╭─ MATERIAL FOR THIS TASK

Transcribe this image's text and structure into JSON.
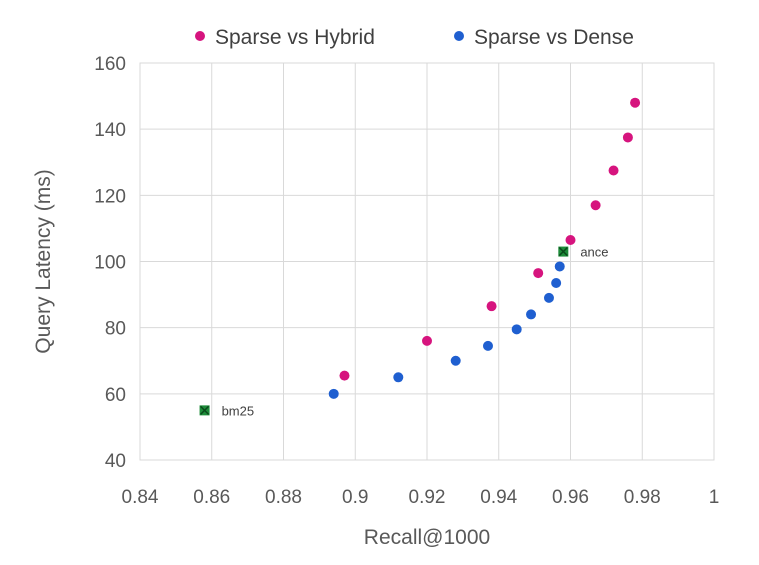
{
  "chart_data": {
    "type": "scatter",
    "title": "",
    "xlabel": "Recall@1000",
    "ylabel": "Query Latency (ms)",
    "xlim": [
      0.84,
      1.0
    ],
    "ylim": [
      40,
      160
    ],
    "xticks": [
      "0.84",
      "0.86",
      "0.88",
      "0.9",
      "0.92",
      "0.94",
      "0.96",
      "0.98",
      "1"
    ],
    "yticks": [
      "40",
      "60",
      "80",
      "100",
      "120",
      "140",
      "160"
    ],
    "grid": true,
    "legend_position": "top",
    "series": [
      {
        "name": "Sparse vs Hybrid",
        "color": "#D6147E",
        "points": [
          [
            0.897,
            65.5
          ],
          [
            0.92,
            76
          ],
          [
            0.938,
            86.5
          ],
          [
            0.951,
            96.5
          ],
          [
            0.96,
            106.5
          ],
          [
            0.967,
            117
          ],
          [
            0.972,
            127.5
          ],
          [
            0.976,
            137.5
          ],
          [
            0.978,
            148
          ]
        ]
      },
      {
        "name": "Sparse vs Dense",
        "color": "#1F5FD0",
        "points": [
          [
            0.894,
            60
          ],
          [
            0.912,
            65
          ],
          [
            0.928,
            70
          ],
          [
            0.937,
            74.5
          ],
          [
            0.945,
            79.5
          ],
          [
            0.949,
            84
          ],
          [
            0.954,
            89
          ],
          [
            0.956,
            93.5
          ],
          [
            0.957,
            98.5
          ]
        ]
      }
    ],
    "annotations": [
      {
        "label": "bm25",
        "x": 0.858,
        "y": 55,
        "color": "#1E8C3A"
      },
      {
        "label": "ance",
        "x": 0.958,
        "y": 103,
        "color": "#1E8C3A"
      }
    ]
  }
}
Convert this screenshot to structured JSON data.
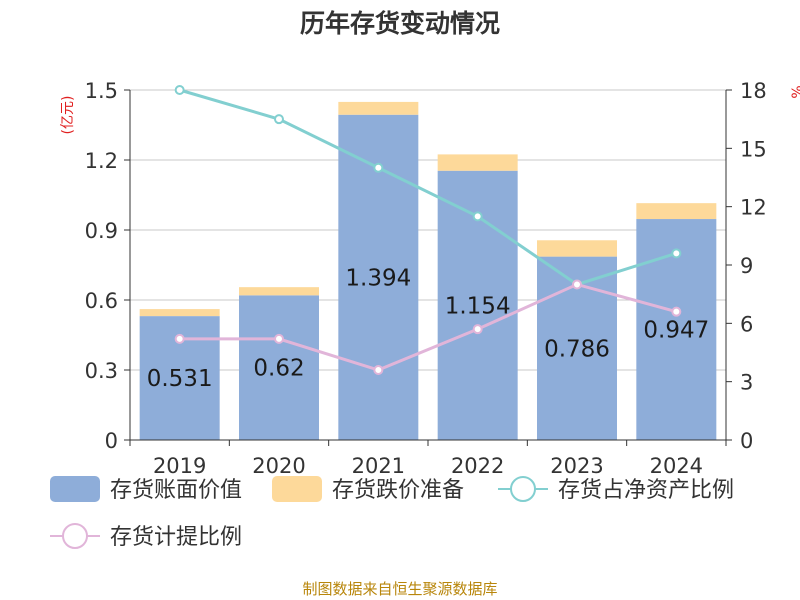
{
  "chart_data": {
    "type": "bar",
    "title": "历年存货变动情况",
    "categories": [
      "2019",
      "2020",
      "2021",
      "2022",
      "2023",
      "2024"
    ],
    "y_left_label": "(亿元)",
    "y_left_range": [
      0,
      1.5
    ],
    "y_left_ticks": [
      "0",
      "0.3",
      "0.6",
      "0.9",
      "1.2",
      "1.5"
    ],
    "y_right_label": "%",
    "y_right_range": [
      0,
      18
    ],
    "y_right_ticks": [
      "0",
      "3",
      "6",
      "9",
      "12",
      "15",
      "18"
    ],
    "grid": true,
    "legend_position": "bottom",
    "series": [
      {
        "name": "存货账面价值",
        "kind": "bar",
        "axis": "left",
        "stack": "inventory",
        "color": "#8eadd9",
        "values": [
          0.531,
          0.62,
          1.394,
          1.154,
          0.786,
          0.947
        ],
        "data_labels": [
          "0.531",
          "0.62",
          "1.394",
          "1.154",
          "0.786",
          "0.947"
        ]
      },
      {
        "name": "存货跌价准备",
        "kind": "bar",
        "axis": "left",
        "stack": "inventory",
        "color": "#fdd99a",
        "values": [
          0.03,
          0.035,
          0.055,
          0.07,
          0.07,
          0.068
        ]
      },
      {
        "name": "存货占净资产比例",
        "kind": "line",
        "axis": "right",
        "color": "#82cfd0",
        "values": [
          18.0,
          16.5,
          14.0,
          11.5,
          8.0,
          9.6
        ]
      },
      {
        "name": "存货计提比例",
        "kind": "line",
        "axis": "right",
        "color": "#e1b5d9",
        "values": [
          5.2,
          5.2,
          3.6,
          5.7,
          8.0,
          6.6
        ]
      }
    ]
  },
  "footer": "制图数据来自恒生聚源数据库"
}
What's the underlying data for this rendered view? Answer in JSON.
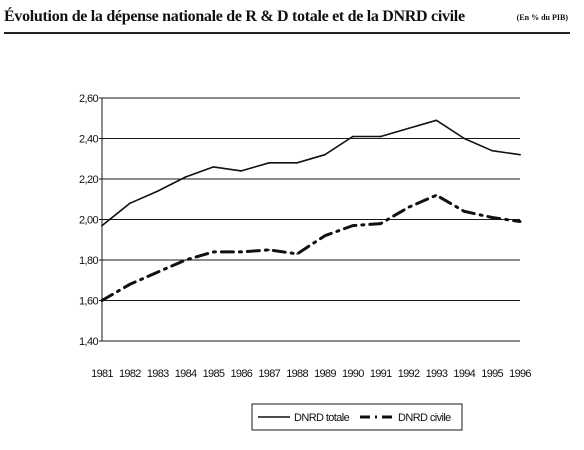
{
  "page": {
    "title": "Évolution de la dépense nationale de R & D totale et de la DNRD civile",
    "unit_note": "(En % du PIB)"
  },
  "chart_data": {
    "type": "line",
    "title": "Évolution de la dépense nationale de R & D totale et de la DNRD civile",
    "subtitle": "(En % du PIB)",
    "xlabel": "",
    "ylabel": "",
    "x": [
      "1981",
      "1982",
      "1983",
      "1984",
      "1985",
      "1986",
      "1987",
      "1988",
      "1989",
      "1990",
      "1991",
      "1992",
      "1993",
      "1994",
      "1995",
      "1996"
    ],
    "ylim": [
      1.4,
      2.6
    ],
    "yticks": [
      "1,40",
      "1,60",
      "1,80",
      "2,00",
      "2,20",
      "2,40",
      "2,60"
    ],
    "ytick_values": [
      1.4,
      1.6,
      1.8,
      2.0,
      2.2,
      2.4,
      2.6
    ],
    "grid": "horizontal",
    "legend_position": "bottom",
    "series": [
      {
        "name": "DNRD totale",
        "style": "solid",
        "color": "#111111",
        "values": [
          1.97,
          2.08,
          2.14,
          2.21,
          2.26,
          2.24,
          2.28,
          2.28,
          2.32,
          2.41,
          2.41,
          2.45,
          2.49,
          2.4,
          2.34,
          2.32
        ]
      },
      {
        "name": "DNRD civile",
        "style": "dash-dot",
        "color": "#111111",
        "values": [
          1.6,
          1.68,
          1.74,
          1.8,
          1.84,
          1.84,
          1.85,
          1.83,
          1.92,
          1.97,
          1.98,
          2.06,
          2.12,
          2.04,
          2.01,
          1.99
        ]
      }
    ]
  }
}
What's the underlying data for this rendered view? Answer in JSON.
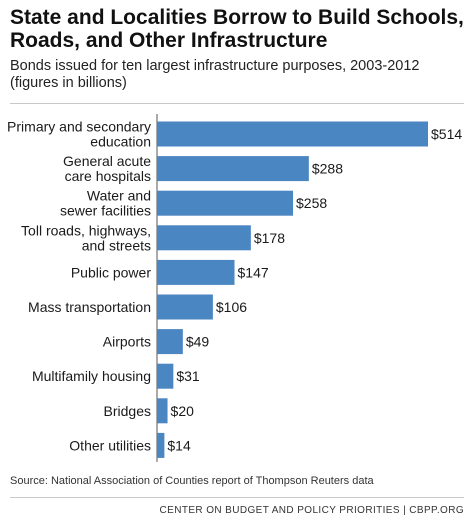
{
  "header": {
    "title_lines": [
      "State and Localities Borrow to Build Schools,",
      "Roads, and Other Infrastructure"
    ],
    "subtitle_lines": [
      "Bonds issued for ten largest infrastructure purposes, 2003-2012",
      "(figures in billions)"
    ]
  },
  "source": "Source: National Association of Counties report of Thompson Reuters data",
  "footer": "CENTER ON BUDGET AND POLICY PRIORITIES | CBPP.ORG",
  "colors": {
    "bar": "#4a86c1",
    "axis": "#555555"
  },
  "chart_data": {
    "type": "bar",
    "orientation": "horizontal",
    "title": "State and Localities Borrow to Build Schools, Roads, and Other Infrastructure",
    "subtitle": "Bonds issued for ten largest infrastructure purposes, 2003-2012 (figures in billions)",
    "categories": [
      [
        "Primary and secondary",
        "education"
      ],
      [
        "General acute",
        "care hospitals"
      ],
      [
        "Water and",
        "sewer facilities"
      ],
      [
        "Toll roads, highways,",
        "and streets"
      ],
      [
        "Public power"
      ],
      [
        "Mass transportation"
      ],
      [
        "Airports"
      ],
      [
        "Multifamily housing"
      ],
      [
        "Bridges"
      ],
      [
        "Other utilities"
      ]
    ],
    "values": [
      514,
      288,
      258,
      178,
      147,
      106,
      49,
      31,
      20,
      14
    ],
    "value_labels": [
      "$514",
      "$288",
      "$258",
      "$178",
      "$147",
      "$106",
      "$49",
      "$31",
      "$20",
      "$14"
    ],
    "xlim": [
      0,
      514
    ],
    "grid": false
  }
}
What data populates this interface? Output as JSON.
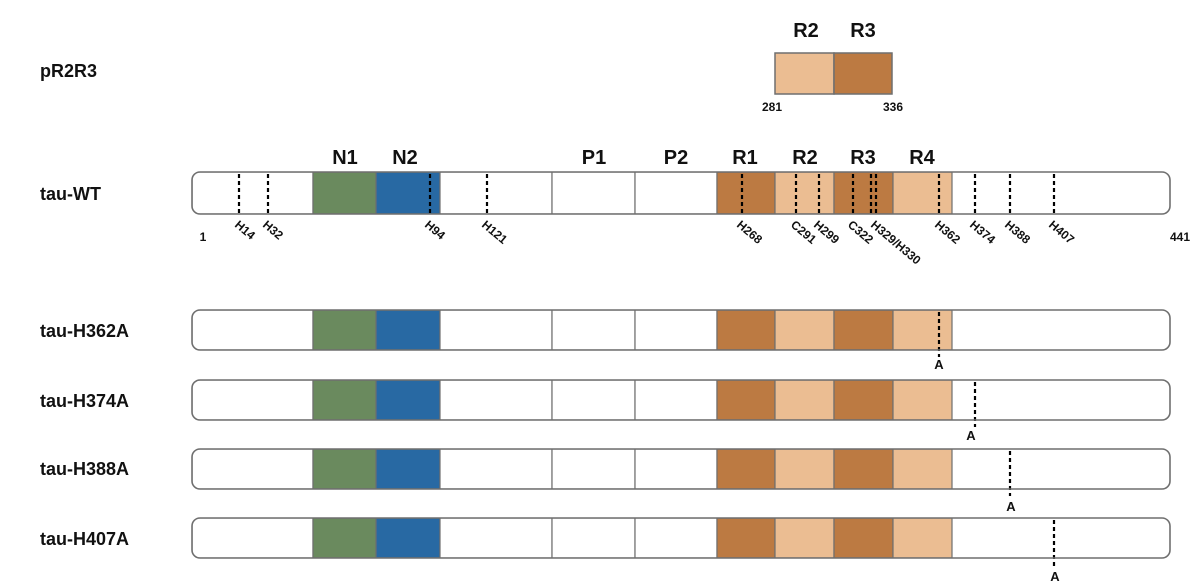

╰─

State the count of lines holding the string "Build" in the listing above, and nothing else.

2